%%

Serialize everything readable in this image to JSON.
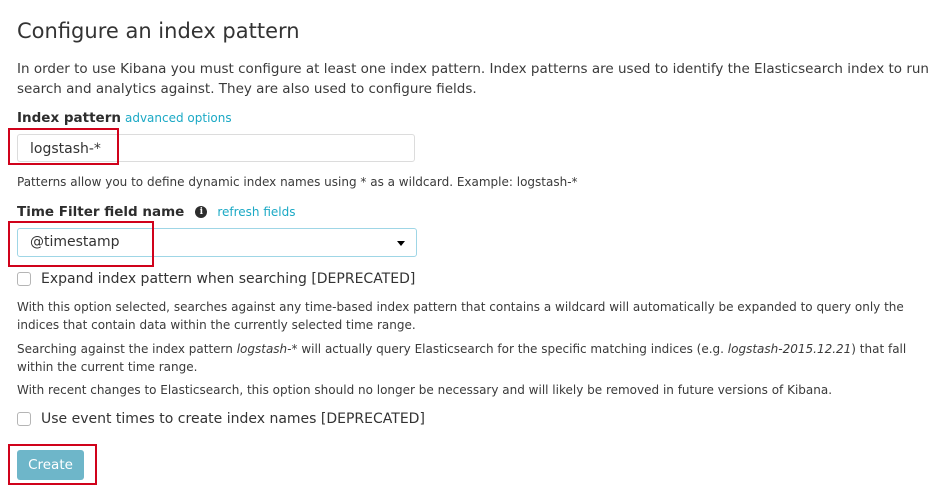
{
  "page": {
    "title": "Configure an index pattern",
    "intro": "In order to use Kibana you must configure at least one index pattern. Index patterns are used to identify the Elasticsearch index to run search and analytics against. They are also used to configure fields."
  },
  "index_pattern": {
    "label": "Index pattern",
    "link": "advanced options",
    "value": "logstash-*",
    "help": "Patterns allow you to define dynamic index names using * as a wildcard. Example: logstash-*"
  },
  "time_filter": {
    "label": "Time Filter field name",
    "info_icon": "info-icon",
    "link": "refresh fields",
    "selected": "@timestamp"
  },
  "expand_option": {
    "label": "Expand index pattern when searching [DEPRECATED]",
    "checked": false,
    "desc1": "With this option selected, searches against any time-based index pattern that contains a wildcard will automatically be expanded to query only the indices that contain data within the currently selected time range.",
    "desc2_pre": "Searching against the index pattern ",
    "desc2_pattern": "logstash-*",
    "desc2_mid": " will actually query Elasticsearch for the specific matching indices (e.g. ",
    "desc2_example": "logstash-2015.12.21",
    "desc2_post": ") that fall within the current time range.",
    "desc3": "With recent changes to Elasticsearch, this option should no longer be necessary and will likely be removed in future versions of Kibana."
  },
  "event_times_option": {
    "label": "Use event times to create index names [DEPRECATED]",
    "checked": false
  },
  "actions": {
    "create_label": "Create"
  },
  "colors": {
    "accent_link": "#1ba9c5",
    "button": "#6eb6c9",
    "annotation": "#d0021b"
  }
}
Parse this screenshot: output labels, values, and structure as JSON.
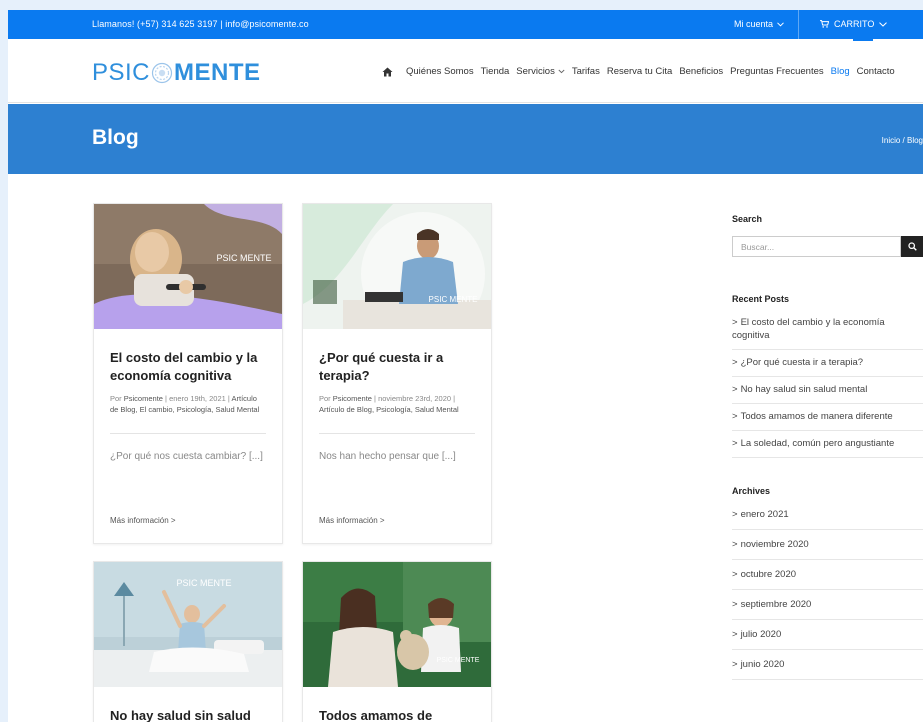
{
  "topbar": {
    "contact": "Llamanos! (+57) 314 625 3197 | info@psicomente.co",
    "account_label": "Mi cuenta",
    "cart_label": "CARRITO"
  },
  "logo": {
    "part1": "PSIC",
    "part2": "MENTE"
  },
  "nav": {
    "items": [
      {
        "label": "Quiénes Somos"
      },
      {
        "label": "Tienda"
      },
      {
        "label": "Servicios"
      },
      {
        "label": "Tarifas"
      },
      {
        "label": "Reserva tu Cita"
      },
      {
        "label": "Beneficios"
      },
      {
        "label": "Preguntas Frecuentes"
      },
      {
        "label": "Blog"
      },
      {
        "label": "Contacto"
      }
    ]
  },
  "title": {
    "heading": "Blog",
    "breadcrumb": "Inicio / Blog"
  },
  "posts": [
    {
      "title": "El costo del cambio y la economía cognitiva",
      "meta_prefix": "Por ",
      "author": "Psicomente",
      "meta_date": " | enero 19th, 2021 | ",
      "categories": "Artículo de Blog, El cambio, Psicología, Salud Mental",
      "excerpt": "¿Por qué nos cuesta cambiar? [...]",
      "more": "Más información >",
      "watermark": "PSIC MENTE"
    },
    {
      "title": "¿Por qué cuesta ir a terapia?",
      "meta_prefix": "Por ",
      "author": "Psicomente",
      "meta_date": " | noviembre 23rd, 2020 | ",
      "categories": "Artículo de Blog, Psicología, Salud Mental",
      "excerpt": "Nos han hecho pensar que [...]",
      "more": "Más información >",
      "watermark": "PSIC MENTE"
    },
    {
      "title": "No hay salud sin salud",
      "watermark": "PSIC MENTE"
    },
    {
      "title": "Todos amamos de",
      "watermark": "PSIC MENTE"
    }
  ],
  "sidebar": {
    "search_heading": "Search",
    "search_placeholder": "Buscar...",
    "recent_heading": "Recent Posts",
    "recent": [
      "El costo del cambio y la economía cognitiva",
      "¿Por qué cuesta ir a terapia?",
      "No hay salud sin salud mental",
      "Todos amamos de manera diferente",
      "La soledad, común pero angustiante"
    ],
    "archives_heading": "Archives",
    "archives": [
      "enero 2021",
      "noviembre 2020",
      "octubre 2020",
      "septiembre 2020",
      "julio 2020",
      "junio 2020"
    ]
  },
  "colors": {
    "topbar": "#0a7af0",
    "titlebar": "#2d80d1",
    "logo": "#2f8fdc",
    "active": "#0a7af0"
  },
  "icons": [
    "home-icon",
    "chevron-down-icon",
    "cart-icon",
    "search-icon",
    "logo-mark-icon"
  ]
}
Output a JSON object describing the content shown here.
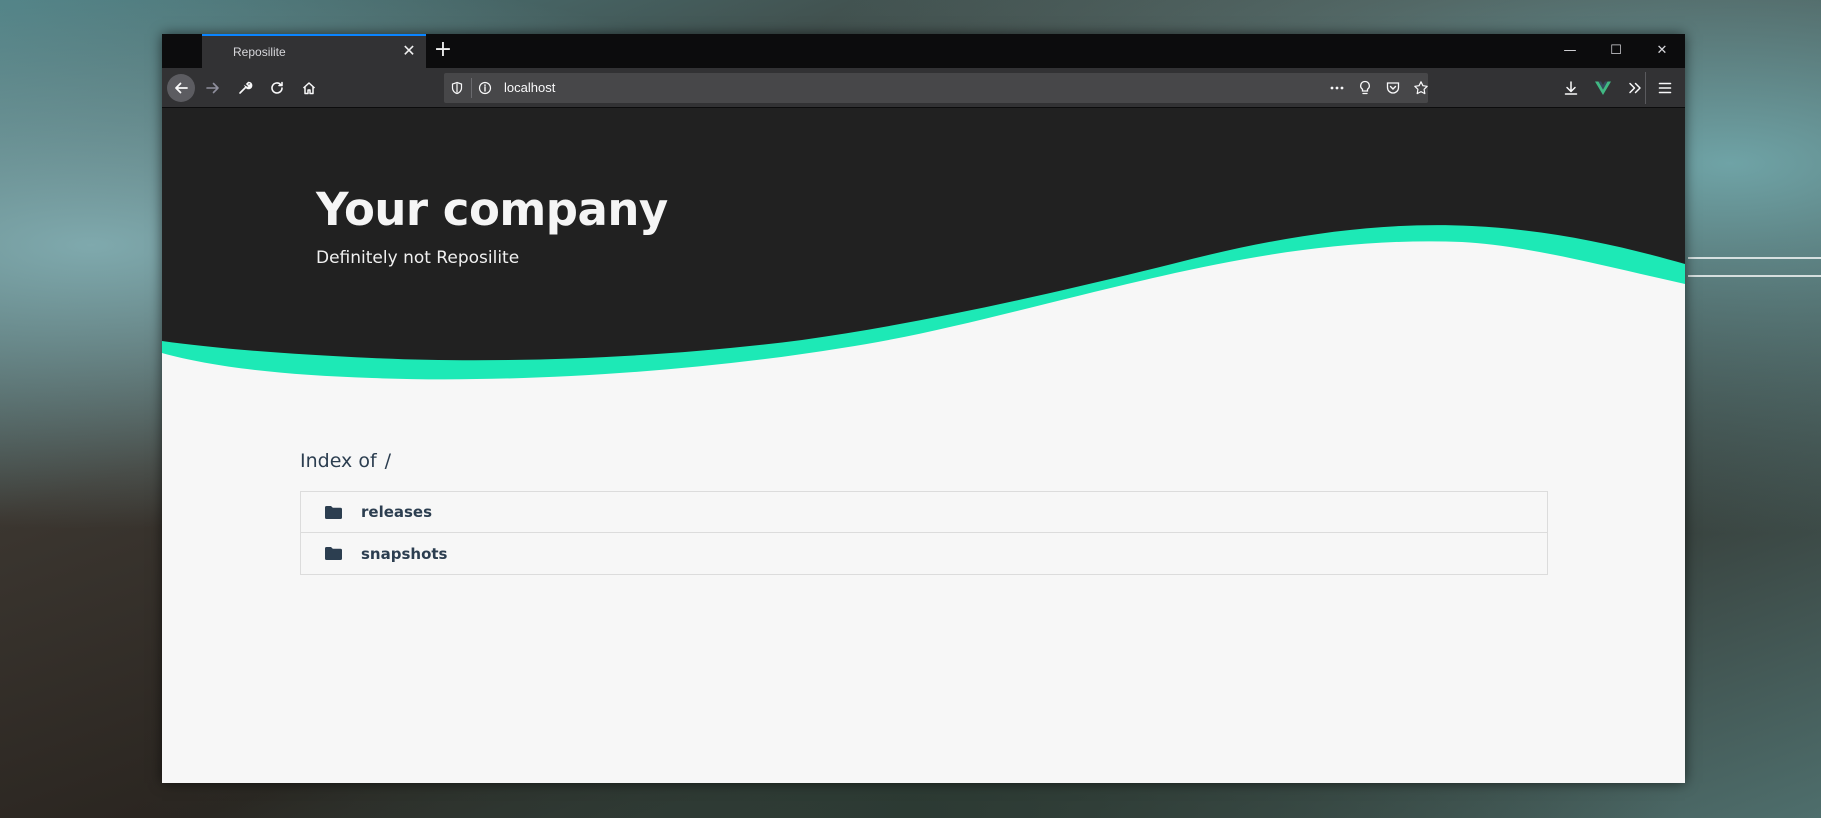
{
  "browser": {
    "tab_title": "Reposilite",
    "tab_close": "✕",
    "new_tab": "+",
    "url": "localhost",
    "window_controls": {
      "minimize": "—",
      "maximize": "☐",
      "close": "✕"
    },
    "accent_color": "#0a84ff"
  },
  "page": {
    "title": "Your company",
    "subtitle": "Definitely not Reposilite",
    "index_label": "Index of",
    "index_path": "/",
    "entries": [
      {
        "name": "releases",
        "icon": "folder-icon"
      },
      {
        "name": "snapshots",
        "icon": "folder-icon"
      }
    ],
    "colors": {
      "hero": "#212121",
      "wave_accent": "#1de9b6",
      "text": "#2c3e50",
      "background": "#f7f7f7"
    }
  }
}
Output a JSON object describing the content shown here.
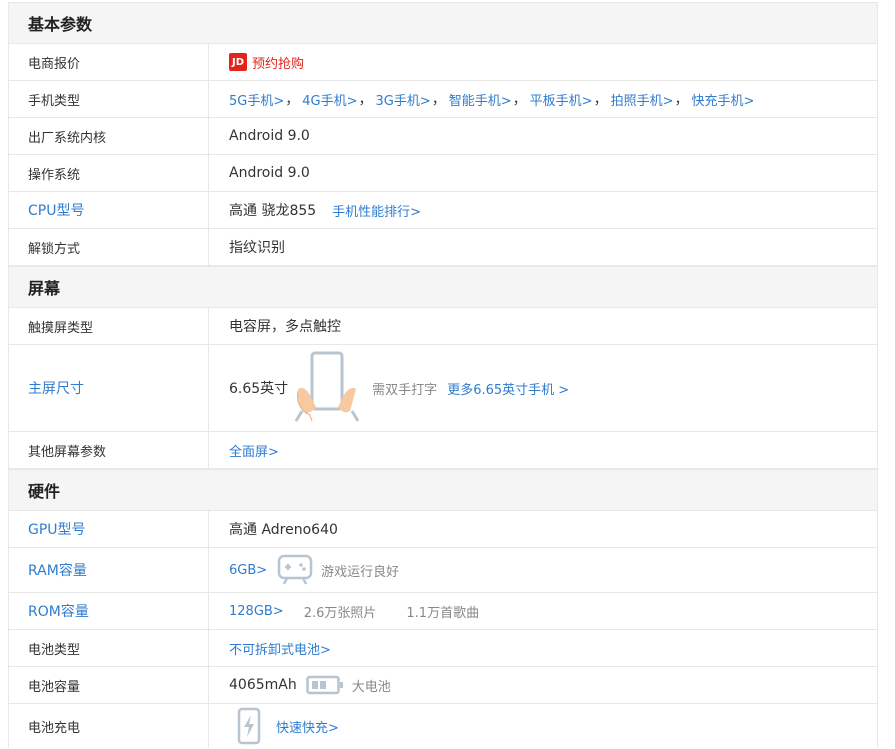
{
  "sections": {
    "basic": {
      "title": "基本参数",
      "price": {
        "label": "电商报价",
        "jd_badge": "JD",
        "link": "预约抢购"
      },
      "phone_type": {
        "label": "手机类型",
        "links": [
          "5G手机>",
          "4G手机>",
          "3G手机>",
          "智能手机>",
          "平板手机>",
          "拍照手机>",
          "快充手机>"
        ],
        "separator": "，"
      },
      "factory_os": {
        "label": "出厂系统内核",
        "value": "Android 9.0"
      },
      "os": {
        "label": "操作系统",
        "value": "Android 9.0"
      },
      "cpu": {
        "label": "CPU型号",
        "value": "高通 骁龙855",
        "link": "手机性能排行>"
      },
      "unlock": {
        "label": "解锁方式",
        "value": "指纹识别"
      }
    },
    "screen": {
      "title": "屏幕",
      "touch": {
        "label": "触摸屏类型",
        "value": "电容屏，多点触控"
      },
      "size": {
        "label": "主屏尺寸",
        "value": "6.65英寸",
        "hint": "需双手打字",
        "link": "更多6.65英寸手机 >"
      },
      "other": {
        "label": "其他屏幕参数",
        "link": "全面屏>"
      }
    },
    "hardware": {
      "title": "硬件",
      "gpu": {
        "label": "GPU型号",
        "value": "高通 Adreno640"
      },
      "ram": {
        "label": "RAM容量",
        "link": "6GB>",
        "hint": "游戏运行良好"
      },
      "rom": {
        "label": "ROM容量",
        "link": "128GB>",
        "photos": "2.6万张照片",
        "songs": "1.1万首歌曲"
      },
      "battery_type": {
        "label": "电池类型",
        "link": "不可拆卸式电池>"
      },
      "battery_cap": {
        "label": "电池容量",
        "value": "4065mAh",
        "hint": "大电池"
      },
      "charge": {
        "label": "电池充电",
        "link": "快速快充>"
      }
    }
  },
  "colors": {
    "link": "#2f7ccf",
    "jd_red": "#e1251b",
    "icon_gray": "#b8c4d0"
  },
  "icons": [
    "jd-logo",
    "two-hands-phone-icon",
    "gamepad-icon",
    "battery-icon",
    "flash-charge-icon"
  ]
}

%%

» **DO THIS**
Copy all lines of the listing above that contain the string "selected".

» **RESPONSE TO THE EXERCISE**
    "selected": "@timestamp"
    "desc1": "With this option selected, searches against any time-based index pattern that contains a wildcard will automatically be expanded to query only the indices that contain data within the currently selected time range.",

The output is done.